[Saved entries]

==*==

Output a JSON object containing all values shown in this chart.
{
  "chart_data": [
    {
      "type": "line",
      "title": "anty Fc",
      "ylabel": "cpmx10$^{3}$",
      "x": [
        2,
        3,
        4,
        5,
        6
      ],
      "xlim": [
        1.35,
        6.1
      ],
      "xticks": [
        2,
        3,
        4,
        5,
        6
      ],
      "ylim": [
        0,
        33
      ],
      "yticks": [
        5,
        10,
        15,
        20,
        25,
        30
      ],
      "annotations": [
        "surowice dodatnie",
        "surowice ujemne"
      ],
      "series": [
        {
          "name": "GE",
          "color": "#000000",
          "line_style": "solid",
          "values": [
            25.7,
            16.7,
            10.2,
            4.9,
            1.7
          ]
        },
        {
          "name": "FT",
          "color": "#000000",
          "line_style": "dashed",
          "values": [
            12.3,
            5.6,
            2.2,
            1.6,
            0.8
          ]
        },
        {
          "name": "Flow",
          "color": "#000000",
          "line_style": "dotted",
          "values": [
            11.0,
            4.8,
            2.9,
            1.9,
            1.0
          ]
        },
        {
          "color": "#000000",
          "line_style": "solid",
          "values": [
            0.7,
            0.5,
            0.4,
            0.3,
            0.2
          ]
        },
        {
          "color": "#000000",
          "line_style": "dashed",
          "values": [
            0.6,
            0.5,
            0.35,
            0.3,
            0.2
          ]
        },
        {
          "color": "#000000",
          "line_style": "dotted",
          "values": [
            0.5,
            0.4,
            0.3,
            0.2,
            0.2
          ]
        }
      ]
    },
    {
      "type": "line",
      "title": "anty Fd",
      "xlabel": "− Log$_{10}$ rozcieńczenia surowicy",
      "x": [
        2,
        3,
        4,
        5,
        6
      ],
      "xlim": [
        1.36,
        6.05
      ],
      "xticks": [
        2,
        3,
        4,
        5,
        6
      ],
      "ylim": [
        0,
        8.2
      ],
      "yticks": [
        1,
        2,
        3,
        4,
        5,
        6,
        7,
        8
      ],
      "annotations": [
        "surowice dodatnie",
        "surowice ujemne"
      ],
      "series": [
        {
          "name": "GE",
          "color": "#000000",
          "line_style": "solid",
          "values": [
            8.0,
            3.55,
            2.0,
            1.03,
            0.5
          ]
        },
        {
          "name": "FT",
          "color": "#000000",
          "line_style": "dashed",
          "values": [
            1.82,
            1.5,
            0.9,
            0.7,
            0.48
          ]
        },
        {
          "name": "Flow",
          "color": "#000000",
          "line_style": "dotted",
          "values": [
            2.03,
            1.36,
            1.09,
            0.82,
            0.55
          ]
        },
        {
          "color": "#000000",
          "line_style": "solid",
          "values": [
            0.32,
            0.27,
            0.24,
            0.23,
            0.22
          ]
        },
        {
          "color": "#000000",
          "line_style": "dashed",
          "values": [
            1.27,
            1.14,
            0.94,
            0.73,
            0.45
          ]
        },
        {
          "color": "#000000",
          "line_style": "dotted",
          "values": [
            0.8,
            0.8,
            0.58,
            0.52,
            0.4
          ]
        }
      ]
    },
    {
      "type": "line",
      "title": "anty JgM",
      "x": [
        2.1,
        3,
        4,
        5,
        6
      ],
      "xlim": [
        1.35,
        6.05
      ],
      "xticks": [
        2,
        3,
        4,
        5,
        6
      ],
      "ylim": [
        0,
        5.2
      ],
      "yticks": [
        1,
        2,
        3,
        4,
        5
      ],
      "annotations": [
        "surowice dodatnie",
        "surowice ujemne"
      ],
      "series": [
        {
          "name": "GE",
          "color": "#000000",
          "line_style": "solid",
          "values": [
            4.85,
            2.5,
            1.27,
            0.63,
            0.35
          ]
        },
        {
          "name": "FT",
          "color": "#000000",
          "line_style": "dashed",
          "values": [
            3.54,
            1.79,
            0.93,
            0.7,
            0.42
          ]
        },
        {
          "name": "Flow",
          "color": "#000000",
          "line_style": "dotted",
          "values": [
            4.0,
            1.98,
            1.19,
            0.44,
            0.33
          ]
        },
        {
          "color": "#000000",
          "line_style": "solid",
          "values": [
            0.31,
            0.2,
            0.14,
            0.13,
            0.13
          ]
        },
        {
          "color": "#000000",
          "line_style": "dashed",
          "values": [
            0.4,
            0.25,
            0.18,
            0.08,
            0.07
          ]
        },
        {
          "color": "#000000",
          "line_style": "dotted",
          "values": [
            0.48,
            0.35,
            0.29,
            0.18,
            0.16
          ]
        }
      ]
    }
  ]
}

==*==

**WRITTEN INSTRUCTION:**
Return all lines containing the word "title".

**ANSWER FOR THE TASK:**
      "title": "anty Fc",
      "title": "anty Fd",
      "title": "anty JgM",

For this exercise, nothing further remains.